_OBJECTIVE_
Check every line below for the string "total", and copy the lines that contain it.

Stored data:

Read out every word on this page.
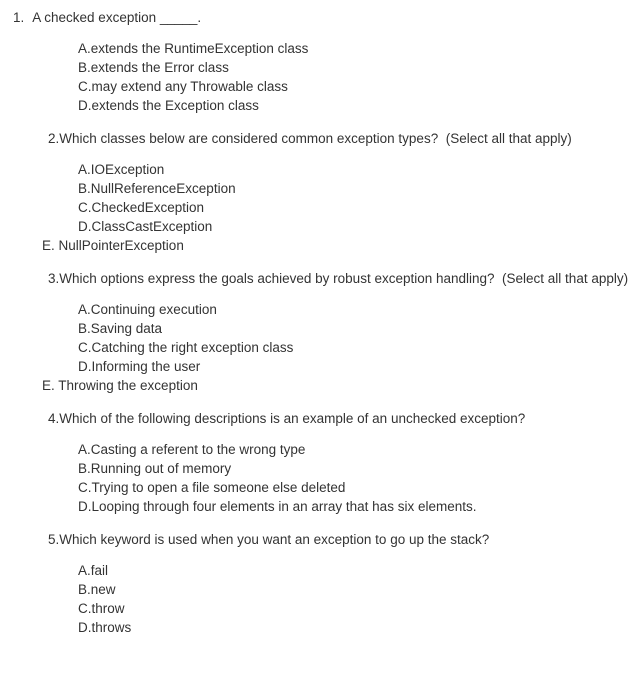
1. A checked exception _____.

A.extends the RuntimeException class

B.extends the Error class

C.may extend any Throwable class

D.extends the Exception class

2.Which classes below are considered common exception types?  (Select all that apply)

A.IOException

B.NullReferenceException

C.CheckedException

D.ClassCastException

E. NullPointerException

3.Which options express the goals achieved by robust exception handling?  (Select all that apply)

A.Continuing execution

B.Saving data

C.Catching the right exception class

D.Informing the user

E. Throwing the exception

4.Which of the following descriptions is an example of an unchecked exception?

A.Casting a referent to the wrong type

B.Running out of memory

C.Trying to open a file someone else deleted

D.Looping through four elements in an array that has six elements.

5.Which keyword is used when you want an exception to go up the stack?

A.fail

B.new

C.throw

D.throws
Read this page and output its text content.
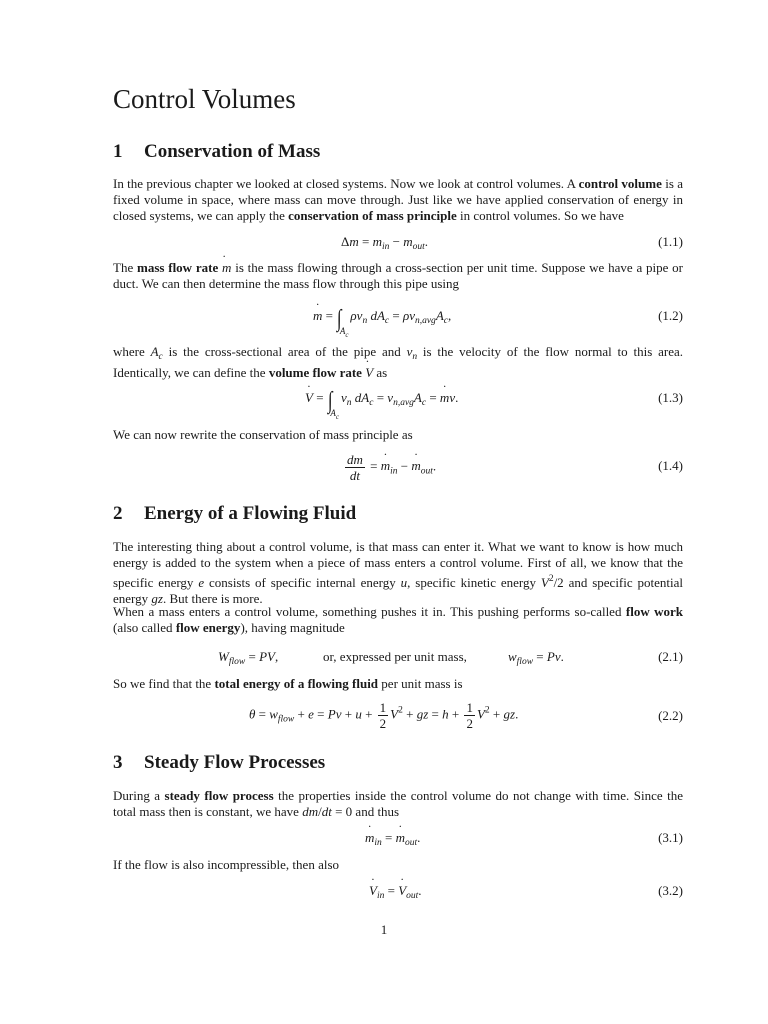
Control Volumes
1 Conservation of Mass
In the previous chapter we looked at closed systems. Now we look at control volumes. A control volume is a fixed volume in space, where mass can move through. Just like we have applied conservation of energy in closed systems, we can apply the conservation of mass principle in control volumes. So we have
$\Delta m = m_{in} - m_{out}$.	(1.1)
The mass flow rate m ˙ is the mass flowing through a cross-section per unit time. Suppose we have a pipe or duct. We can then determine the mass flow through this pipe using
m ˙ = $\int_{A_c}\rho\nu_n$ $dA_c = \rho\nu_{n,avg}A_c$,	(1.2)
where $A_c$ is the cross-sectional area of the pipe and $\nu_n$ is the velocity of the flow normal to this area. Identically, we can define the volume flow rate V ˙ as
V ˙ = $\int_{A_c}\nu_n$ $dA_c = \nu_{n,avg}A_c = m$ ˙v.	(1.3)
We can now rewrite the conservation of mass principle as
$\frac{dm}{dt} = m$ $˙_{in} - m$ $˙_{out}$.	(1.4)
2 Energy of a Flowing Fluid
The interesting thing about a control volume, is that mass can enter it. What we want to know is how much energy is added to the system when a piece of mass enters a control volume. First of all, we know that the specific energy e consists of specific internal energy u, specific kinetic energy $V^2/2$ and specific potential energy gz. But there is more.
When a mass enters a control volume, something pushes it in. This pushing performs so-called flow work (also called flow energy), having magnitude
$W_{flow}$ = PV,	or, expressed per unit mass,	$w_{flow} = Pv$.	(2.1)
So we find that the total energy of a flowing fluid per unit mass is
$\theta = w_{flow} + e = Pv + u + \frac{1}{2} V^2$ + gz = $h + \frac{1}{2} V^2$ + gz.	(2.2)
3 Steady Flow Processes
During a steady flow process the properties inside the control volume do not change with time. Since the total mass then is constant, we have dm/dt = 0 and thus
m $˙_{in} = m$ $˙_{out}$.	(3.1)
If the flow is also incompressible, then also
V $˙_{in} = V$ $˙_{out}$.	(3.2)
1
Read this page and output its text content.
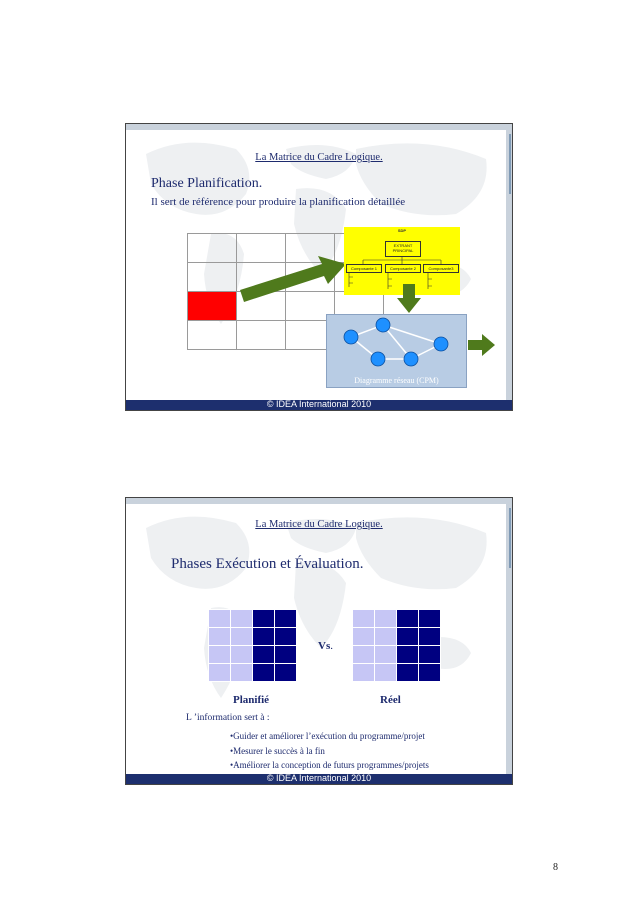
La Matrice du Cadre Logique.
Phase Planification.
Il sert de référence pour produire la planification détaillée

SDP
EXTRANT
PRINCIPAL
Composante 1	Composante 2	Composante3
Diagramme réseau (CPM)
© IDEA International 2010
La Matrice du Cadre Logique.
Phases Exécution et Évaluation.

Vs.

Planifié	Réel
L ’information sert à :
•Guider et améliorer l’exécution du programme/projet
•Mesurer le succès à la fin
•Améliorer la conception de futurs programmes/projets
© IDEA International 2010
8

_COMPLETED EXERCISE_
So we find that the total energy of a flowing fluid per unit mass is
During a steady flow process the properties inside the control volume do not change with time. Since the total mass then is constant, we have dm/dt = 0 and thus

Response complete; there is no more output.